SET PROBLEM: Return each line below unchanged, leaving out the pictures.

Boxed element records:
· · · ·
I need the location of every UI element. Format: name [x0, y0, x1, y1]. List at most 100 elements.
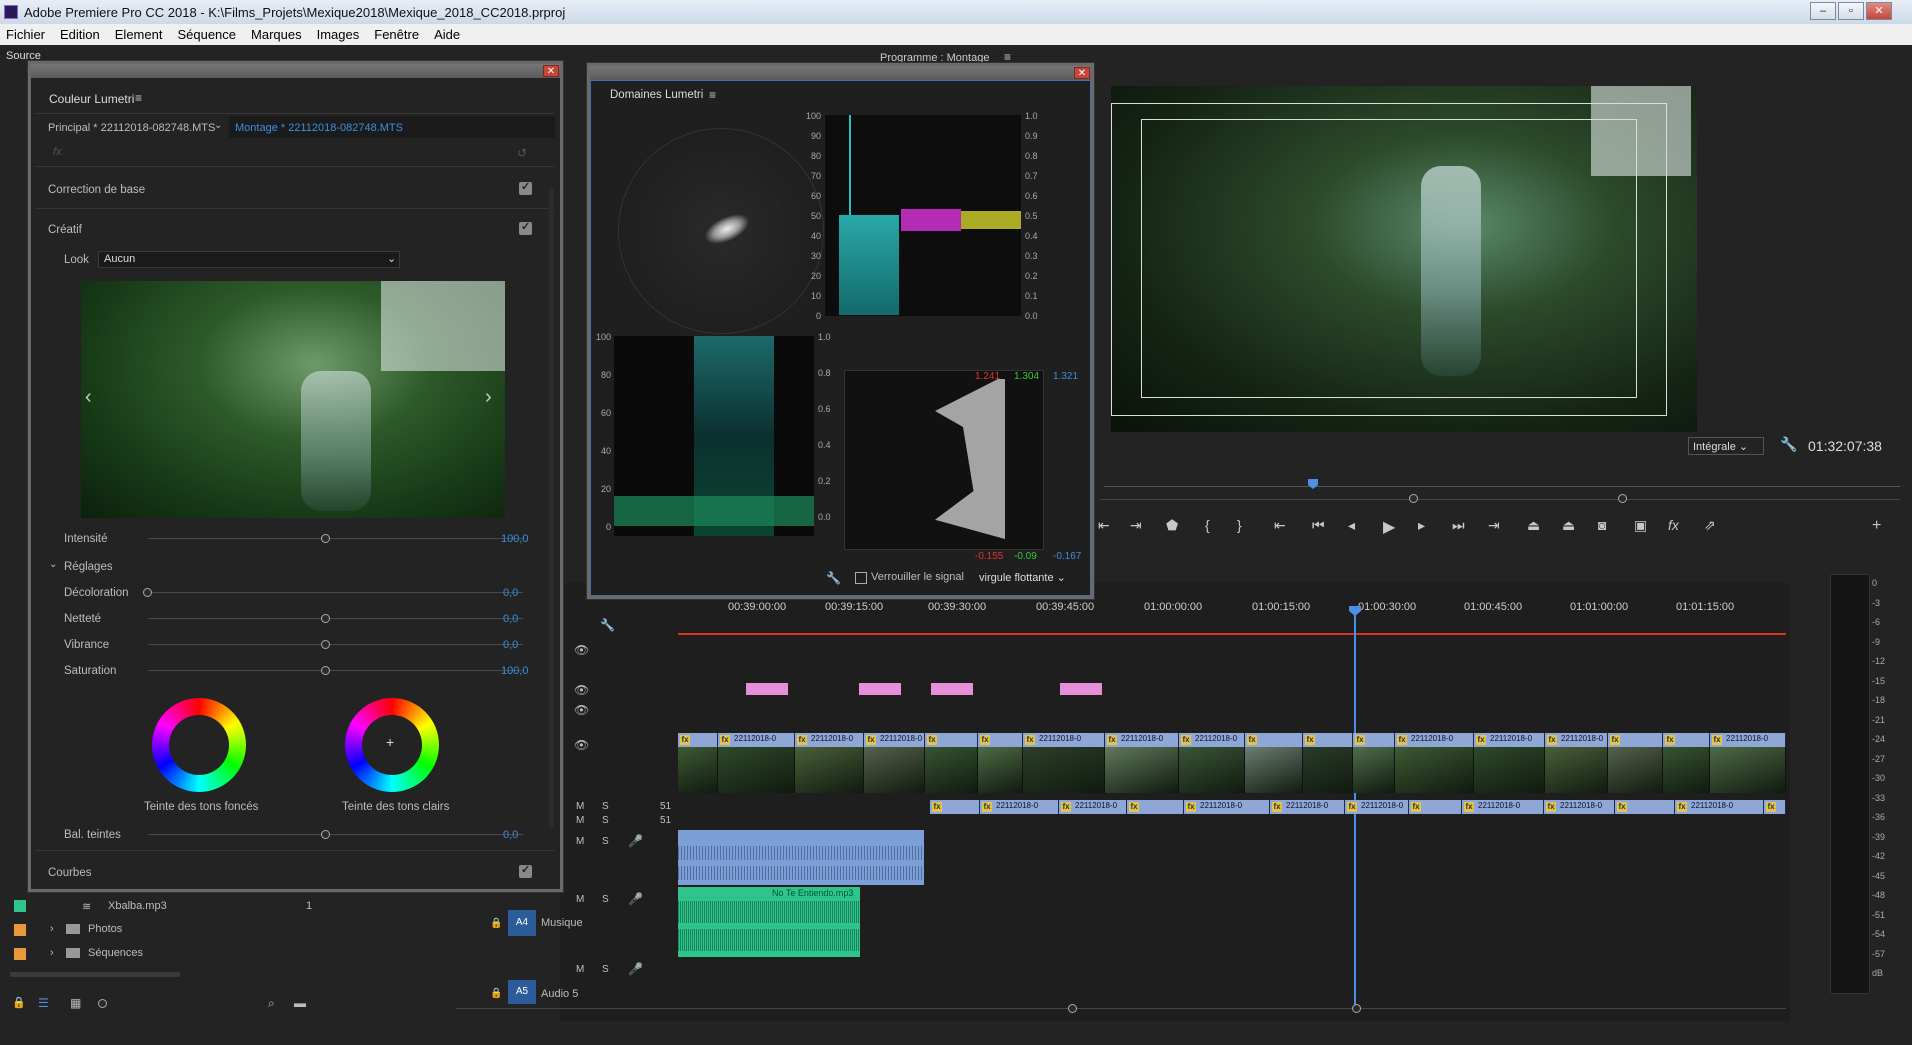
video-clip-label[interactable]: fx — [1608, 733, 1663, 747]
zoom-bar-handle-left[interactable] — [1409, 494, 1418, 503]
video-clip-label[interactable]: fx — [1127, 800, 1184, 814]
go-to-out-icon[interactable]: ⇥ — [1488, 517, 1500, 534]
next-look-icon[interactable]: › — [485, 386, 492, 409]
panel-menu-icon[interactable]: ≡ — [135, 91, 142, 105]
scopes-title[interactable]: Domaines Lumetri — [610, 89, 703, 101]
step-back-edit-icon[interactable]: ⏮ — [1312, 517, 1325, 534]
nettete-slider[interactable] — [148, 618, 523, 619]
menu-marques[interactable]: Marques — [245, 27, 311, 42]
mic-icon[interactable]: 🎤 — [628, 962, 643, 976]
maximize-button[interactable]: ▫ — [1838, 2, 1864, 20]
saturation-value[interactable]: 100,0 — [501, 665, 529, 677]
track-a5-target[interactable]: A5 — [508, 980, 536, 1004]
vibrance-value[interactable]: 0,0 — [503, 639, 518, 651]
step-forward-edit-icon[interactable]: ⏭ — [1452, 517, 1465, 534]
step-forward-icon[interactable]: ▸ — [1418, 517, 1425, 534]
solo-button[interactable]: S — [602, 836, 609, 847]
go-to-in-icon[interactable]: ⇥ — [1130, 517, 1142, 534]
intensite-value[interactable]: 100,0 — [501, 533, 529, 545]
float-mode-select[interactable]: virgule flottante ⌄ — [979, 571, 1066, 584]
menu-sequence[interactable]: Séquence — [171, 27, 245, 42]
video-clip-label[interactable]: fx 22112018-0 — [1710, 733, 1786, 747]
close-button[interactable]: ✕ — [1866, 2, 1892, 20]
solo-button[interactable]: S — [602, 801, 609, 812]
video-clip-label[interactable]: fx — [1245, 733, 1303, 747]
bal-teintes-slider[interactable] — [148, 834, 523, 835]
intensite-slider[interactable] — [148, 538, 523, 539]
decoloration-value[interactable]: 0,0 — [503, 587, 518, 599]
reset-icon[interactable]: ↺ — [517, 146, 527, 160]
lock-icon[interactable]: 🔒 — [490, 918, 502, 929]
mute-button[interactable]: M — [576, 801, 584, 812]
linked-clip-row[interactable]: fx fx 22112018-0 fx 22112018-0 fx fx 22112018-0… — [930, 800, 1786, 814]
wrench-icon[interactable]: 🔧 — [826, 571, 841, 585]
comparison-view-icon[interactable]: ▣ — [1634, 517, 1647, 534]
video-clip-label[interactable]: fx 22112018-0 — [1544, 800, 1615, 814]
wrench-icon[interactable]: 🔧 — [1780, 436, 1797, 453]
search-icon[interactable]: ⌕ — [268, 996, 275, 1011]
solo-button[interactable]: S — [602, 964, 609, 975]
chevron-down-icon[interactable]: ⌄ — [214, 120, 222, 131]
lock-icon[interactable]: 🔒 — [12, 996, 26, 1009]
zoom-select[interactable]: Intégrale ⌄ — [1688, 437, 1764, 455]
mark-out-bracket-icon[interactable]: } — [1237, 517, 1242, 533]
video-clip-label[interactable]: fx 22112018-0 — [1179, 733, 1245, 747]
saturation-slider[interactable] — [148, 670, 523, 671]
play-icon[interactable]: ▶ — [1383, 517, 1395, 537]
scopes-close-button[interactable]: ✕ — [1074, 67, 1090, 79]
eye-icon[interactable]: 👁 — [574, 683, 589, 697]
video-clip-label[interactable]: fx — [1615, 800, 1675, 814]
reglages-section[interactable]: Réglages — [64, 561, 113, 573]
video-clip-label[interactable]: fx 22112018-0 — [795, 733, 864, 747]
add-button-icon[interactable]: + — [1872, 517, 1881, 535]
eye-icon[interactable]: 👁 — [574, 643, 589, 657]
timeline-scrollbar[interactable] — [456, 1008, 1786, 1009]
shadow-tint-wheel[interactable] — [152, 698, 246, 792]
principal-clip[interactable]: Principal * 22112018-082748.MTS — [48, 122, 215, 134]
thumbnail-size-slider[interactable] — [98, 999, 107, 1008]
saturation-handle[interactable] — [321, 666, 330, 675]
fx-toggle[interactable]: fx — [53, 146, 62, 158]
correction-base-checkbox[interactable] — [519, 180, 532, 195]
nettete-value[interactable]: 0,0 — [503, 613, 518, 625]
scroll-handle-right[interactable] — [1352, 1004, 1361, 1013]
video-clip-label[interactable]: fx 22112018-0 — [1270, 800, 1345, 814]
solo-button[interactable]: S — [602, 815, 609, 826]
decoloration-slider[interactable] — [148, 592, 523, 593]
project-scrollbar[interactable] — [10, 972, 180, 977]
menu-images[interactable]: Images — [311, 27, 369, 42]
icon-view-icon[interactable]: ▦ — [70, 996, 81, 1010]
minimize-button[interactable]: – — [1810, 2, 1836, 20]
video-clip-label[interactable]: fx 22112018-0 — [1462, 800, 1544, 814]
expand-icon[interactable]: › — [50, 947, 54, 959]
go-to-in-point-icon[interactable]: ⇤ — [1274, 517, 1286, 534]
video-clip-label[interactable]: fx — [678, 733, 718, 747]
scopes-window-header[interactable] — [590, 66, 1091, 80]
mute-button[interactable]: M — [576, 894, 584, 905]
montage-clip-tab[interactable]: Montage * 22112018-082748.MTS — [229, 116, 555, 138]
menu-fenetre[interactable]: Fenêtre — [368, 27, 428, 42]
video-clip-label[interactable]: fx 22112018-0 — [1059, 800, 1127, 814]
step-back-icon[interactable]: ◂ — [1348, 517, 1355, 534]
lumetri-title[interactable]: Couleur Lumetri — [49, 92, 134, 106]
previous-look-icon[interactable]: ‹ — [85, 386, 92, 409]
menu-fichier[interactable]: Fichier — [0, 27, 54, 42]
project-item-name[interactable]: Séquences — [88, 947, 143, 959]
timeline-ruler[interactable]: 00:39:00:00 00:39:15:00 00:39:30:00 00:3… — [678, 601, 1786, 619]
title-clip[interactable] — [859, 683, 901, 695]
video-clip-label[interactable]: fx — [1353, 733, 1395, 747]
lock-signal-checkbox[interactable] — [855, 572, 867, 584]
intensite-handle[interactable] — [321, 534, 330, 543]
highlight-tint-wheel[interactable]: + — [345, 698, 439, 792]
video-clip-label[interactable]: fx 22112018-0 — [864, 733, 925, 747]
menu-aide[interactable]: Aide — [428, 27, 469, 42]
video-clip-label[interactable]: fx — [1663, 733, 1710, 747]
video-clip-label[interactable]: fx — [1303, 733, 1353, 747]
title-clip[interactable] — [1060, 683, 1102, 695]
creatif-checkbox[interactable] — [519, 220, 532, 235]
project-item-name[interactable]: Photos — [88, 923, 122, 935]
new-bin-icon[interactable]: ▬ — [294, 996, 306, 1010]
video-clip-label[interactable]: fx — [978, 733, 1023, 747]
extract-icon[interactable]: ⏏ — [1562, 517, 1575, 534]
eye-icon[interactable]: 👁 — [574, 738, 589, 752]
· · · ·
WORKED SOLUTION:
I need the location of every UI element. Format: name [x0, y0, x1, y1]. List at most 100 elements.
video-clip-label[interactable]: fx — [1608, 733, 1663, 747]
zoom-bar-handle-left[interactable] — [1409, 494, 1418, 503]
video-clip-label[interactable]: fx — [1127, 800, 1184, 814]
go-to-out-icon[interactable]: ⇥ — [1488, 517, 1500, 534]
next-look-icon[interactable]: › — [485, 386, 492, 409]
panel-menu-icon[interactable]: ≡ — [135, 91, 142, 105]
scopes-title[interactable]: Domaines Lumetri — [610, 89, 703, 101]
step-back-edit-icon[interactable]: ⏮ — [1312, 517, 1325, 534]
nettete-slider[interactable] — [148, 618, 523, 619]
menu-marques[interactable]: Marques — [245, 27, 311, 42]
mic-icon[interactable]: 🎤 — [628, 962, 643, 976]
maximize-button[interactable]: ▫ — [1838, 2, 1864, 20]
saturation-value[interactable]: 100,0 — [501, 665, 529, 677]
track-a5-target[interactable]: A5 — [508, 980, 536, 1004]
vibrance-value[interactable]: 0,0 — [503, 639, 518, 651]
step-forward-edit-icon[interactable]: ⏭ — [1452, 517, 1465, 534]
step-forward-icon[interactable]: ▸ — [1418, 517, 1425, 534]
solo-button[interactable]: S — [602, 836, 609, 847]
go-to-in-icon[interactable]: ⇥ — [1130, 517, 1142, 534]
intensite-value[interactable]: 100,0 — [501, 533, 529, 545]
float-mode-select[interactable]: virgule flottante ⌄ — [979, 571, 1066, 584]
menu-sequence[interactable]: Séquence — [171, 27, 245, 42]
video-clip-label[interactable]: fx 22112018-0 — [1710, 733, 1786, 747]
close-button[interactable]: ✕ — [1866, 2, 1892, 20]
solo-button[interactable]: S — [602, 801, 609, 812]
video-clip-label[interactable]: fx — [1245, 733, 1303, 747]
bal-teintes-slider[interactable] — [148, 834, 523, 835]
intensite-slider[interactable] — [148, 538, 523, 539]
decoloration-value[interactable]: 0,0 — [503, 587, 518, 599]
reset-icon[interactable]: ↺ — [517, 146, 527, 160]
lock-icon[interactable]: 🔒 — [490, 918, 502, 929]
mute-button[interactable]: M — [576, 801, 584, 812]
linked-clip-row[interactable]: fx fx 22112018-0 fx 22112018-0 fx fx 22112018-0… — [930, 800, 1786, 814]
wrench-icon[interactable]: 🔧 — [826, 571, 841, 585]
comparison-view-icon[interactable]: ▣ — [1634, 517, 1647, 534]
video-clip-label[interactable]: fx 22112018-0 — [1544, 800, 1615, 814]
wrench-icon[interactable]: 🔧 — [1780, 436, 1797, 453]
search-icon[interactable]: ⌕ — [268, 996, 275, 1011]
solo-button[interactable]: S — [602, 964, 609, 975]
chevron-down-icon[interactable]: ⌄ — [214, 120, 222, 131]
lock-icon[interactable]: 🔒 — [12, 996, 26, 1009]
zoom-select[interactable]: Intégrale ⌄ — [1688, 437, 1764, 455]
mark-out-bracket-icon[interactable]: } — [1237, 517, 1242, 533]
video-clip-label[interactable]: fx 22112018-0 — [1179, 733, 1245, 747]
saturation-slider[interactable] — [148, 670, 523, 671]
play-icon[interactable]: ▶ — [1383, 517, 1395, 537]
scopes-close-button[interactable]: ✕ — [1074, 67, 1090, 79]
eye-icon[interactable]: 👁 — [574, 683, 589, 697]
video-clip-label[interactable]: fx — [1615, 800, 1675, 814]
reglages-section[interactable]: Réglages — [64, 561, 113, 573]
video-clip-label[interactable]: fx 22112018-0 — [795, 733, 864, 747]
add-button-icon[interactable]: + — [1872, 517, 1881, 535]
eye-icon[interactable]: 👁 — [574, 643, 589, 657]
timeline-scrollbar[interactable] — [456, 1008, 1786, 1009]
shadow-tint-wheel[interactable] — [152, 698, 246, 792]
principal-clip[interactable]: Principal * 22112018-082748.MTS — [48, 122, 215, 134]
thumbnail-size-slider[interactable] — [98, 999, 107, 1008]
saturation-handle[interactable] — [321, 666, 330, 675]
fx-toggle[interactable]: fx — [53, 146, 62, 158]
correction-base-checkbox[interactable] — [519, 180, 532, 195]
nettete-value[interactable]: 0,0 — [503, 613, 518, 625]
scroll-handle-right[interactable] — [1352, 1004, 1361, 1013]
video-clip-label[interactable]: fx 22112018-0 — [1270, 800, 1345, 814]
solo-button[interactable]: S — [602, 815, 609, 826]
decoloration-slider[interactable] — [148, 592, 523, 593]
project-scrollbar[interactable] — [10, 972, 180, 977]
menu-images[interactable]: Images — [311, 27, 369, 42]
icon-view-icon[interactable]: ▦ — [70, 996, 81, 1010]
minimize-button[interactable]: – — [1810, 2, 1836, 20]
video-clip-label[interactable]: fx 22112018-0 — [1462, 800, 1544, 814]
expand-icon[interactable]: › — [50, 947, 54, 959]
go-to-in-point-icon[interactable]: ⇤ — [1274, 517, 1286, 534]
video-clip-label[interactable]: fx — [678, 733, 718, 747]
scopes-window-header[interactable] — [590, 66, 1091, 80]
mute-button[interactable]: M — [576, 894, 584, 905]
montage-clip-tab[interactable]: Montage * 22112018-082748.MTS — [229, 116, 555, 138]
menu-fenetre[interactable]: Fenêtre — [368, 27, 428, 42]
video-clip-label[interactable]: fx 22112018-0 — [1059, 800, 1127, 814]
step-back-icon[interactable]: ◂ — [1348, 517, 1355, 534]
lumetri-title[interactable]: Couleur Lumetri — [49, 92, 134, 106]
previous-look-icon[interactable]: ‹ — [85, 386, 92, 409]
menu-fichier[interactable]: Fichier — [0, 27, 54, 42]
project-item-name[interactable]: Séquences — [88, 947, 143, 959]
timeline-ruler[interactable]: 00:39:00:00 00:39:15:00 00:39:30:00 00:3… — [678, 601, 1786, 619]
title-clip[interactable] — [859, 683, 901, 695]
video-clip-label[interactable]: fx — [1353, 733, 1395, 747]
lock-signal-checkbox[interactable] — [855, 572, 867, 584]
intensite-handle[interactable] — [321, 534, 330, 543]
highlight-tint-wheel[interactable]: + — [345, 698, 439, 792]
video-clip-label[interactable]: fx 22112018-0 — [864, 733, 925, 747]
menu-aide[interactable]: Aide — [428, 27, 469, 42]
video-clip-label[interactable]: fx — [1663, 733, 1710, 747]
video-clip-label[interactable]: fx — [1303, 733, 1353, 747]
title-clip[interactable] — [1060, 683, 1102, 695]
creatif-checkbox[interactable] — [519, 220, 532, 235]
project-item-name[interactable]: Photos — [88, 923, 122, 935]
new-bin-icon[interactable]: ▬ — [294, 996, 306, 1010]
video-clip-label[interactable]: fx — [978, 733, 1023, 747]
extract-icon[interactable]: ⏏ — [1562, 517, 1575, 534]
eye-icon[interactable]: 👁 — [574, 738, 589, 752]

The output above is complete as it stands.